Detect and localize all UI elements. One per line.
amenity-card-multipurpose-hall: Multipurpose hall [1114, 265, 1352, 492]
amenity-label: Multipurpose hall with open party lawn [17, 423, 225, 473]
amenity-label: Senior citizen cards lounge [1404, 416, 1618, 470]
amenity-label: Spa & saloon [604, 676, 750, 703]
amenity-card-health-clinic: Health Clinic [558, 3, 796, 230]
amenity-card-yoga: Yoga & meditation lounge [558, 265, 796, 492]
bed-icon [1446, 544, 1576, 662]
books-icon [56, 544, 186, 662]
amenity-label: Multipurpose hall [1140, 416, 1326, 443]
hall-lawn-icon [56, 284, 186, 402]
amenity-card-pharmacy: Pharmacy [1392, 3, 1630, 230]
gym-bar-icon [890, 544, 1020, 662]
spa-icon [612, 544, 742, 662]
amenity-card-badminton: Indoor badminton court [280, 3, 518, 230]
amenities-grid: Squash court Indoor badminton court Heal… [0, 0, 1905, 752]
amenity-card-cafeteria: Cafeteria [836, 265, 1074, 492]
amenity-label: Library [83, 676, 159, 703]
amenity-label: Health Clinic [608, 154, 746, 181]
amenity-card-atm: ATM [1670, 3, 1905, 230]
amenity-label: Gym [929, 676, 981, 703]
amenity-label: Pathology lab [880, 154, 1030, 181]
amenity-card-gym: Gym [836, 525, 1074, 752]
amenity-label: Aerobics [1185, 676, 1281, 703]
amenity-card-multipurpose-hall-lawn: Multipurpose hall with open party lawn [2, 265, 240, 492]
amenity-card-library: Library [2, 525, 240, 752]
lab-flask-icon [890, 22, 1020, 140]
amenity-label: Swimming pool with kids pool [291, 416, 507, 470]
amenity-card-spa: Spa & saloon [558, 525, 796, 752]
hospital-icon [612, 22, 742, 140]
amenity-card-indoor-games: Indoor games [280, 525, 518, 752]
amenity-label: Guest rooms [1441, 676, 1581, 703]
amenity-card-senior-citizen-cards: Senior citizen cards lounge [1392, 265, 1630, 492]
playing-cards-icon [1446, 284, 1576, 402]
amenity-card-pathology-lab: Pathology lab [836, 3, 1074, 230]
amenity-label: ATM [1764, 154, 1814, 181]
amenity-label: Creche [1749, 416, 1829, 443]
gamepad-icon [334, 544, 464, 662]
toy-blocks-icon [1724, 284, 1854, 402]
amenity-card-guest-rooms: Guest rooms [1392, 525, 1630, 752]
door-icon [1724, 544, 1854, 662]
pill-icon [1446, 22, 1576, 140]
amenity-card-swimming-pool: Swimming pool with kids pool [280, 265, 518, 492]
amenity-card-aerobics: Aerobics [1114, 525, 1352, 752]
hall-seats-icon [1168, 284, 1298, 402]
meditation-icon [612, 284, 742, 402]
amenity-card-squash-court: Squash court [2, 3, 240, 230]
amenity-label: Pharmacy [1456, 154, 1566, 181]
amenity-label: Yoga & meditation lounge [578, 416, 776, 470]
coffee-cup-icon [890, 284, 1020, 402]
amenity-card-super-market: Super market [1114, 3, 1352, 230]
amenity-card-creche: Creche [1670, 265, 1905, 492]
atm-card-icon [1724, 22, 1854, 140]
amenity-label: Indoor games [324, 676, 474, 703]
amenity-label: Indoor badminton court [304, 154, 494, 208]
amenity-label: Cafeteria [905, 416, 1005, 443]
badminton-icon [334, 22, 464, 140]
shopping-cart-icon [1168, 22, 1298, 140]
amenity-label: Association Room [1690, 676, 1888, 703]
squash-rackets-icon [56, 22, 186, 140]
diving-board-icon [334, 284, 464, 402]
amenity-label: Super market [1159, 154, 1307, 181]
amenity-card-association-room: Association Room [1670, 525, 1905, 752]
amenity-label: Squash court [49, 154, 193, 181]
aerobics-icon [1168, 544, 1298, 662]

════════════════════

- _Task to carry out_:
Rewrite all the entries with every occurrence of "Guest rooms" replaced by "Guest suites", leaving everything else unchanged.

- _Answer below_:
Detect and localize all UI elements. One per line.
amenity-card-multipurpose-hall: Multipurpose hall [1114, 265, 1352, 492]
amenity-label: Multipurpose hall with open party lawn [17, 423, 225, 473]
amenity-label: Senior citizen cards lounge [1404, 416, 1618, 470]
amenity-label: Spa & saloon [604, 676, 750, 703]
amenity-card-health-clinic: Health Clinic [558, 3, 796, 230]
amenity-card-yoga: Yoga & meditation lounge [558, 265, 796, 492]
bed-icon [1446, 544, 1576, 662]
books-icon [56, 544, 186, 662]
amenity-label: Multipurpose hall [1140, 416, 1326, 443]
hall-lawn-icon [56, 284, 186, 402]
amenity-card-pharmacy: Pharmacy [1392, 3, 1630, 230]
gym-bar-icon [890, 544, 1020, 662]
spa-icon [612, 544, 742, 662]
amenity-card-badminton: Indoor badminton court [280, 3, 518, 230]
amenities-grid: Squash court Indoor badminton court Heal… [0, 0, 1905, 752]
amenity-card-cafeteria: Cafeteria [836, 265, 1074, 492]
amenity-label: Library [83, 676, 159, 703]
amenity-label: Health Clinic [608, 154, 746, 181]
amenity-card-atm: ATM [1670, 3, 1905, 230]
amenity-label: Gym [929, 676, 981, 703]
amenity-label: Pathology lab [880, 154, 1030, 181]
amenity-card-gym: Gym [836, 525, 1074, 752]
amenity-label: Aerobics [1185, 676, 1281, 703]
amenity-card-multipurpose-hall-lawn: Multipurpose hall with open party lawn [2, 265, 240, 492]
amenity-card-library: Library [2, 525, 240, 752]
lab-flask-icon [890, 22, 1020, 140]
amenity-label: Swimming pool with kids pool [291, 416, 507, 470]
amenity-card-spa: Spa & saloon [558, 525, 796, 752]
hospital-icon [612, 22, 742, 140]
amenity-card-indoor-games: Indoor games [280, 525, 518, 752]
amenity-label: Guest suites [1441, 676, 1581, 703]
amenity-card-senior-citizen-cards: Senior citizen cards lounge [1392, 265, 1630, 492]
playing-cards-icon [1446, 284, 1576, 402]
amenity-card-pathology-lab: Pathology lab [836, 3, 1074, 230]
amenity-label: ATM [1764, 154, 1814, 181]
amenity-label: Creche [1749, 416, 1829, 443]
gamepad-icon [334, 544, 464, 662]
toy-blocks-icon [1724, 284, 1854, 402]
amenity-card-guest-rooms: Guest suites [1392, 525, 1630, 752]
door-icon [1724, 544, 1854, 662]
pill-icon [1446, 22, 1576, 140]
amenity-card-swimming-pool: Swimming pool with kids pool [280, 265, 518, 492]
amenity-card-aerobics: Aerobics [1114, 525, 1352, 752]
hall-seats-icon [1168, 284, 1298, 402]
meditation-icon [612, 284, 742, 402]
amenity-card-squash-court: Squash court [2, 3, 240, 230]
amenity-label: Pharmacy [1456, 154, 1566, 181]
amenity-label: Yoga & meditation lounge [578, 416, 776, 470]
coffee-cup-icon [890, 284, 1020, 402]
amenity-card-super-market: Super market [1114, 3, 1352, 230]
amenity-card-creche: Creche [1670, 265, 1905, 492]
atm-card-icon [1724, 22, 1854, 140]
amenity-label: Indoor games [324, 676, 474, 703]
amenity-label: Indoor badminton court [304, 154, 494, 208]
amenity-label: Cafeteria [905, 416, 1005, 443]
badminton-icon [334, 22, 464, 140]
shopping-cart-icon [1168, 22, 1298, 140]
amenity-label: Association Room [1690, 676, 1888, 703]
squash-rackets-icon [56, 22, 186, 140]
diving-board-icon [334, 284, 464, 402]
amenity-label: Super market [1159, 154, 1307, 181]
amenity-card-association-room: Association Room [1670, 525, 1905, 752]
amenity-label: Squash court [49, 154, 193, 181]
aerobics-icon [1168, 544, 1298, 662]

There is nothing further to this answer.